Short exercise: Retype all of the listing exactly, passing over any picture you find.

Entries:
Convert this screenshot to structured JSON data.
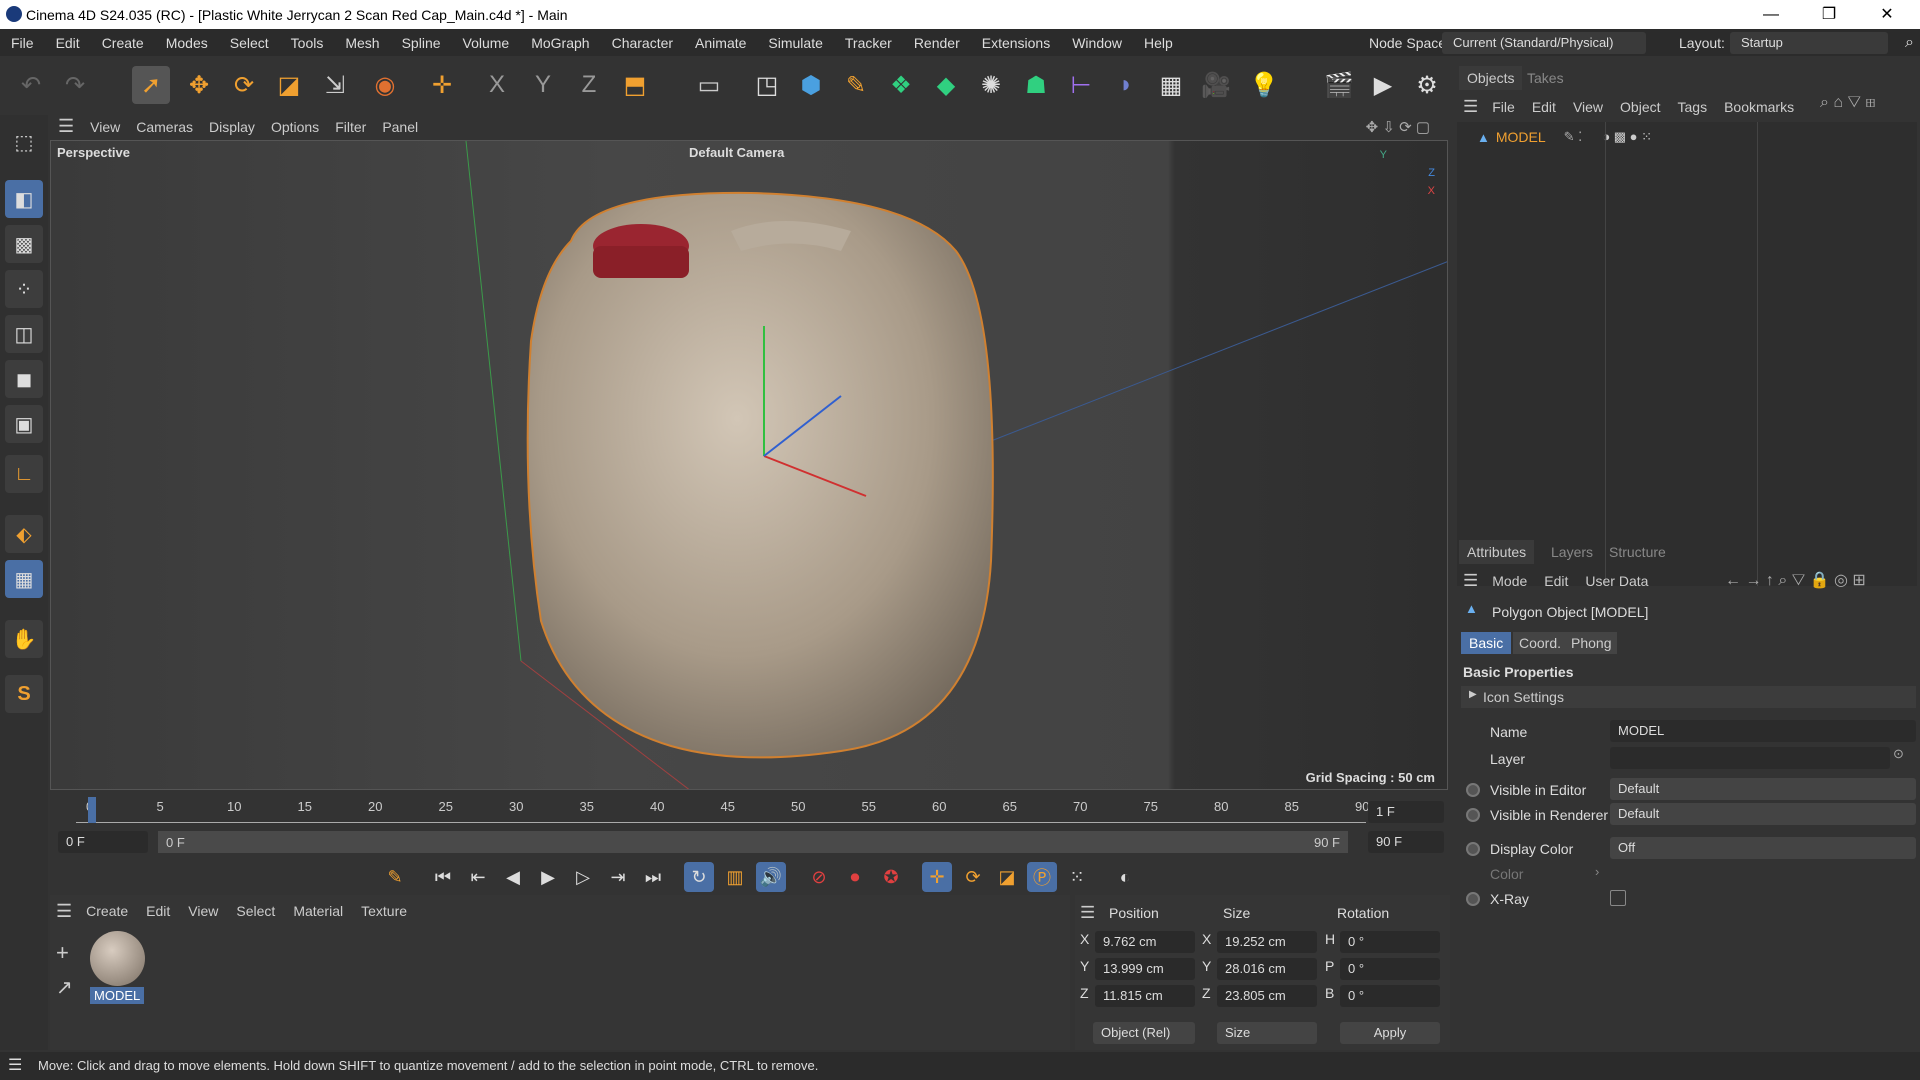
{
  "title": "Cinema 4D S24.035 (RC) - [Plastic White Jerrycan 2 Scan Red Cap_Main.c4d *] - Main",
  "window_controls": [
    "—",
    "❐",
    "✕"
  ],
  "menu": [
    "File",
    "Edit",
    "Create",
    "Modes",
    "Select",
    "Tools",
    "Mesh",
    "Spline",
    "Volume",
    "MoGraph",
    "Character",
    "Animate",
    "Simulate",
    "Tracker",
    "Render",
    "Extensions",
    "Window",
    "Help"
  ],
  "node_space": {
    "label": "Node Space:",
    "value": "Current (Standard/Physical)"
  },
  "layout": {
    "label": "Layout:",
    "value": "Startup"
  },
  "viewport": {
    "menu": [
      "View",
      "Cameras",
      "Display",
      "Options",
      "Filter",
      "Panel"
    ],
    "name": "Perspective",
    "camera": "Default Camera",
    "grid": "Grid Spacing : 50 cm",
    "axes": [
      "Y",
      "Z",
      "X"
    ]
  },
  "timeline": {
    "ticks": [
      "0",
      "5",
      "10",
      "15",
      "20",
      "25",
      "30",
      "35",
      "40",
      "45",
      "50",
      "55",
      "60",
      "65",
      "70",
      "75",
      "80",
      "85",
      "90"
    ],
    "current_frame": "1 F",
    "start": "0 F",
    "range_start": "0 F",
    "range_end": "90 F",
    "end": "90 F"
  },
  "material_manager": {
    "menu": [
      "Create",
      "Edit",
      "View",
      "Select",
      "Material",
      "Texture"
    ],
    "materials": [
      {
        "name": "MODEL"
      }
    ]
  },
  "coordinates": {
    "headers": [
      "Position",
      "Size",
      "Rotation"
    ],
    "rows": [
      {
        "axis": "X",
        "pos": "9.762 cm",
        "saxis": "X",
        "size": "19.252 cm",
        "raxis": "H",
        "rot": "0 °"
      },
      {
        "axis": "Y",
        "pos": "13.999 cm",
        "saxis": "Y",
        "size": "28.016 cm",
        "raxis": "P",
        "rot": "0 °"
      },
      {
        "axis": "Z",
        "pos": "11.815 cm",
        "saxis": "Z",
        "size": "23.805 cm",
        "raxis": "B",
        "rot": "0 °"
      }
    ],
    "mode": "Object (Rel)",
    "size_mode": "Size",
    "apply": "Apply"
  },
  "status": "Move: Click and drag to move elements. Hold down SHIFT to quantize movement / add to the selection in point mode, CTRL to remove.",
  "objects_panel": {
    "tabs": [
      "Objects",
      "Takes"
    ],
    "menu": [
      "File",
      "Edit",
      "View",
      "Object",
      "Tags",
      "Bookmarks"
    ],
    "items": [
      {
        "name": "MODEL"
      }
    ]
  },
  "attributes": {
    "tabs": [
      "Attributes",
      "Layers",
      "Structure"
    ],
    "menu": [
      "Mode",
      "Edit",
      "User Data"
    ],
    "object": "Polygon Object [MODEL]",
    "subtabs": [
      "Basic",
      "Coord.",
      "Phong"
    ],
    "section": "Basic Properties",
    "group": "Icon Settings",
    "fields": {
      "name_label": "Name",
      "name": "MODEL",
      "layer_label": "Layer",
      "layer": "",
      "vis_editor_label": "Visible in Editor",
      "vis_editor": "Default",
      "vis_render_label": "Visible in Renderer",
      "vis_render": "Default",
      "display_color_label": "Display Color",
      "display_color": "Off",
      "color_label": "Color",
      "xray_label": "X-Ray"
    }
  },
  "colors": {
    "accent": "#4a6fa5",
    "selection": "#e8a040"
  }
}
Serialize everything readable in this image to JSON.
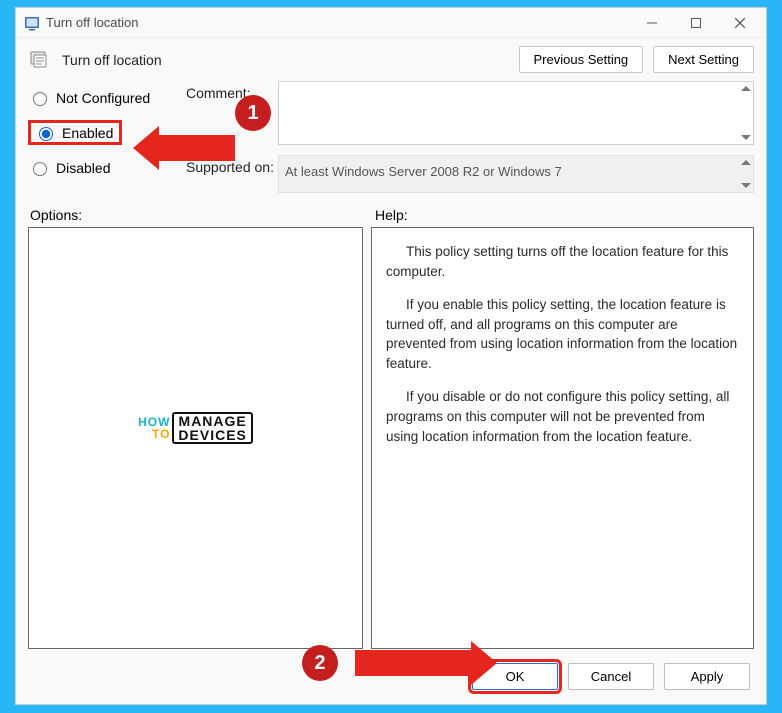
{
  "titlebar": {
    "title": "Turn off location"
  },
  "header": {
    "title": "Turn off location",
    "prev_label": "Previous Setting",
    "next_label": "Next Setting"
  },
  "state": {
    "not_configured_label": "Not Configured",
    "enabled_label": "Enabled",
    "disabled_label": "Disabled",
    "selected": "enabled",
    "comment_label": "Comment:",
    "comment_value": "",
    "supported_label": "Supported on:",
    "supported_value": "At least Windows Server 2008 R2 or Windows 7"
  },
  "labels": {
    "options": "Options:",
    "help": "Help:"
  },
  "help": {
    "p1": "This policy setting turns off the location feature for this computer.",
    "p2": "If you enable this policy setting, the location feature is turned off, and all programs on this computer are prevented from using location information from the location feature.",
    "p3": "If you disable or do not configure this policy setting, all programs on this computer will not be prevented from using location information from the location feature."
  },
  "watermark": {
    "how": "HOW",
    "to": "TO",
    "line1": "MANAGE",
    "line2": "DEVICES"
  },
  "buttons": {
    "ok": "OK",
    "cancel": "Cancel",
    "apply": "Apply"
  },
  "annotations": {
    "badge1": "1",
    "badge2": "2"
  }
}
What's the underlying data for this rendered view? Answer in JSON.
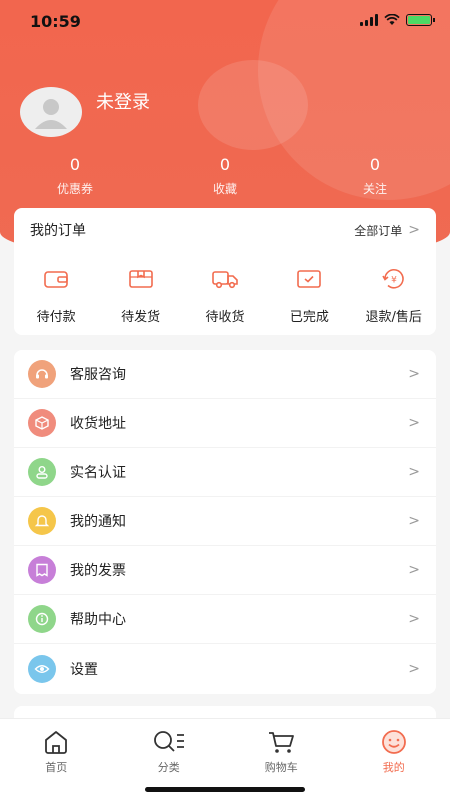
{
  "status_bar": {
    "time": "10:59"
  },
  "profile": {
    "username": "未登录"
  },
  "stats": [
    {
      "value": "0",
      "label": "优惠券"
    },
    {
      "value": "0",
      "label": "收藏"
    },
    {
      "value": "0",
      "label": "关注"
    }
  ],
  "orders": {
    "title": "我的订单",
    "all_label": "全部订单",
    "items": [
      {
        "label": "待付款",
        "icon": "wallet-icon"
      },
      {
        "label": "待发货",
        "icon": "package-icon"
      },
      {
        "label": "待收货",
        "icon": "truck-icon"
      },
      {
        "label": "已完成",
        "icon": "completed-box-icon"
      },
      {
        "label": "退款/售后",
        "icon": "refund-icon"
      }
    ]
  },
  "menu": [
    {
      "label": "客服咨询",
      "icon": "headset-icon",
      "color": "#f0a27b"
    },
    {
      "label": "收货地址",
      "icon": "address-box-icon",
      "color": "#f08c7d"
    },
    {
      "label": "实名认证",
      "icon": "person-icon",
      "color": "#8fd68a"
    },
    {
      "label": "我的通知",
      "icon": "bell-icon",
      "color": "#f5c64a"
    },
    {
      "label": "我的发票",
      "icon": "invoice-icon",
      "color": "#c77fd8"
    },
    {
      "label": "帮助中心",
      "icon": "info-icon",
      "color": "#8fd68a"
    },
    {
      "label": "设置",
      "icon": "eye-settings-icon",
      "color": "#7ac6ec"
    }
  ],
  "tabbar": [
    {
      "label": "首页",
      "icon": "home-icon"
    },
    {
      "label": "分类",
      "icon": "category-search-icon"
    },
    {
      "label": "购物车",
      "icon": "cart-icon"
    },
    {
      "label": "我的",
      "icon": "smiley-icon"
    }
  ],
  "colors": {
    "accent": "#f26c4f"
  }
}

Exercise output:
Convert this screenshot to structured JSON data.
{
  "title": "Cinema 4D S24.035 (RC) - [Plastic White Jerrycan 2 Scan Red Cap_Main.c4d *] - Main",
  "window_controls": [
    "—",
    "❐",
    "✕"
  ],
  "menu": [
    "File",
    "Edit",
    "Create",
    "Modes",
    "Select",
    "Tools",
    "Mesh",
    "Spline",
    "Volume",
    "MoGraph",
    "Character",
    "Animate",
    "Simulate",
    "Tracker",
    "Render",
    "Extensions",
    "Window",
    "Help"
  ],
  "node_space": {
    "label": "Node Space:",
    "value": "Current (Standard/Physical)"
  },
  "layout": {
    "label": "Layout:",
    "value": "Startup"
  },
  "viewport": {
    "menu": [
      "View",
      "Cameras",
      "Display",
      "Options",
      "Filter",
      "Panel"
    ],
    "name": "Perspective",
    "camera": "Default Camera",
    "grid": "Grid Spacing : 50 cm",
    "axes": [
      "Y",
      "Z",
      "X"
    ]
  },
  "timeline": {
    "ticks": [
      "0",
      "5",
      "10",
      "15",
      "20",
      "25",
      "30",
      "35",
      "40",
      "45",
      "50",
      "55",
      "60",
      "65",
      "70",
      "75",
      "80",
      "85",
      "90"
    ],
    "current_frame": "1 F",
    "start": "0 F",
    "range_start": "0 F",
    "range_end": "90 F",
    "end": "90 F"
  },
  "material_manager": {
    "menu": [
      "Create",
      "Edit",
      "View",
      "Select",
      "Material",
      "Texture"
    ],
    "materials": [
      {
        "name": "MODEL"
      }
    ]
  },
  "coordinates": {
    "headers": [
      "Position",
      "Size",
      "Rotation"
    ],
    "rows": [
      {
        "axis": "X",
        "pos": "9.762 cm",
        "saxis": "X",
        "size": "19.252 cm",
        "raxis": "H",
        "rot": "0 °"
      },
      {
        "axis": "Y",
        "pos": "13.999 cm",
        "saxis": "Y",
        "size": "28.016 cm",
        "raxis": "P",
        "rot": "0 °"
      },
      {
        "axis": "Z",
        "pos": "11.815 cm",
        "saxis": "Z",
        "size": "23.805 cm",
        "raxis": "B",
        "rot": "0 °"
      }
    ],
    "mode": "Object (Rel)",
    "size_mode": "Size",
    "apply": "Apply"
  },
  "status": "Move: Click and drag to move elements. Hold down SHIFT to quantize movement / add to the selection in point mode, CTRL to remove.",
  "objects_panel": {
    "tabs": [
      "Objects",
      "Takes"
    ],
    "menu": [
      "File",
      "Edit",
      "View",
      "Object",
      "Tags",
      "Bookmarks"
    ],
    "items": [
      {
        "name": "MODEL"
      }
    ]
  },
  "attributes": {
    "tabs": [
      "Attributes",
      "Layers",
      "Structure"
    ],
    "menu": [
      "Mode",
      "Edit",
      "User Data"
    ],
    "object": "Polygon Object [MODEL]",
    "subtabs": [
      "Basic",
      "Coord.",
      "Phong"
    ],
    "section": "Basic Properties",
    "group": "Icon Settings",
    "fields": {
      "name_label": "Name",
      "name": "MODEL",
      "layer_label": "Layer",
      "layer": "",
      "vis_editor_label": "Visible in Editor",
      "vis_editor": "Default",
      "vis_render_label": "Visible in Renderer",
      "vis_render": "Default",
      "display_color_label": "Display Color",
      "display_color": "Off",
      "color_label": "Color",
      "xray_label": "X-Ray"
    }
  },
  "colors": {
    "accent": "#4a6fa5",
    "selection": "#e8a040"
  }
}
Serialize everything readable in this image to JSON.
{
  "titlebar": {
    "title": "Turn off location"
  },
  "header": {
    "title": "Turn off location",
    "prev_label": "Previous Setting",
    "next_label": "Next Setting"
  },
  "state": {
    "not_configured_label": "Not Configured",
    "enabled_label": "Enabled",
    "disabled_label": "Disabled",
    "selected": "enabled",
    "comment_label": "Comment:",
    "comment_value": "",
    "supported_label": "Supported on:",
    "supported_value": "At least Windows Server 2008 R2 or Windows 7"
  },
  "labels": {
    "options": "Options:",
    "help": "Help:"
  },
  "help": {
    "p1": "This policy setting turns off the location feature for this computer.",
    "p2": "If you enable this policy setting, the location feature is turned off, and all programs on this computer are prevented from using location information from the location feature.",
    "p3": "If you disable or do not configure this policy setting, all programs on this computer will not be prevented from using location information from the location feature."
  },
  "watermark": {
    "how": "HOW",
    "to": "TO",
    "line1": "MANAGE",
    "line2": "DEVICES"
  },
  "buttons": {
    "ok": "OK",
    "cancel": "Cancel",
    "apply": "Apply"
  },
  "annotations": {
    "badge1": "1",
    "badge2": "2"
  }
}
What's the underlying data for this rendered view? Answer in JSON.
{
  "status_bar": {
    "time": "10:59"
  },
  "profile": {
    "username": "未登录"
  },
  "stats": [
    {
      "value": "0",
      "label": "优惠券"
    },
    {
      "value": "0",
      "label": "收藏"
    },
    {
      "value": "0",
      "label": "关注"
    }
  ],
  "orders": {
    "title": "我的订单",
    "all_label": "全部订单",
    "items": [
      {
        "label": "待付款",
        "icon": "wallet-icon"
      },
      {
        "label": "待发货",
        "icon": "package-icon"
      },
      {
        "label": "待收货",
        "icon": "truck-icon"
      },
      {
        "label": "已完成",
        "icon": "completed-box-icon"
      },
      {
        "label": "退款/售后",
        "icon": "refund-icon"
      }
    ]
  },
  "menu": [
    {
      "label": "客服咨询",
      "icon": "headset-icon",
      "color": "#f0a27b"
    },
    {
      "label": "收货地址",
      "icon": "address-box-icon",
      "color": "#f08c7d"
    },
    {
      "label": "实名认证",
      "icon": "person-icon",
      "color": "#8fd68a"
    },
    {
      "label": "我的通知",
      "icon": "bell-icon",
      "color": "#f5c64a"
    },
    {
      "label": "我的发票",
      "icon": "invoice-icon",
      "color": "#c77fd8"
    },
    {
      "label": "帮助中心",
      "icon": "info-icon",
      "color": "#8fd68a"
    },
    {
      "label": "设置",
      "icon": "eye-settings-icon",
      "color": "#7ac6ec"
    }
  ],
  "tabbar": [
    {
      "label": "首页",
      "icon": "home-icon"
    },
    {
      "label": "分类",
      "icon": "category-search-icon"
    },
    {
      "label": "购物车",
      "icon": "cart-icon"
    },
    {
      "label": "我的",
      "icon": "smiley-icon"
    }
  ],
  "colors": {
    "accent": "#f26c4f"
  }
}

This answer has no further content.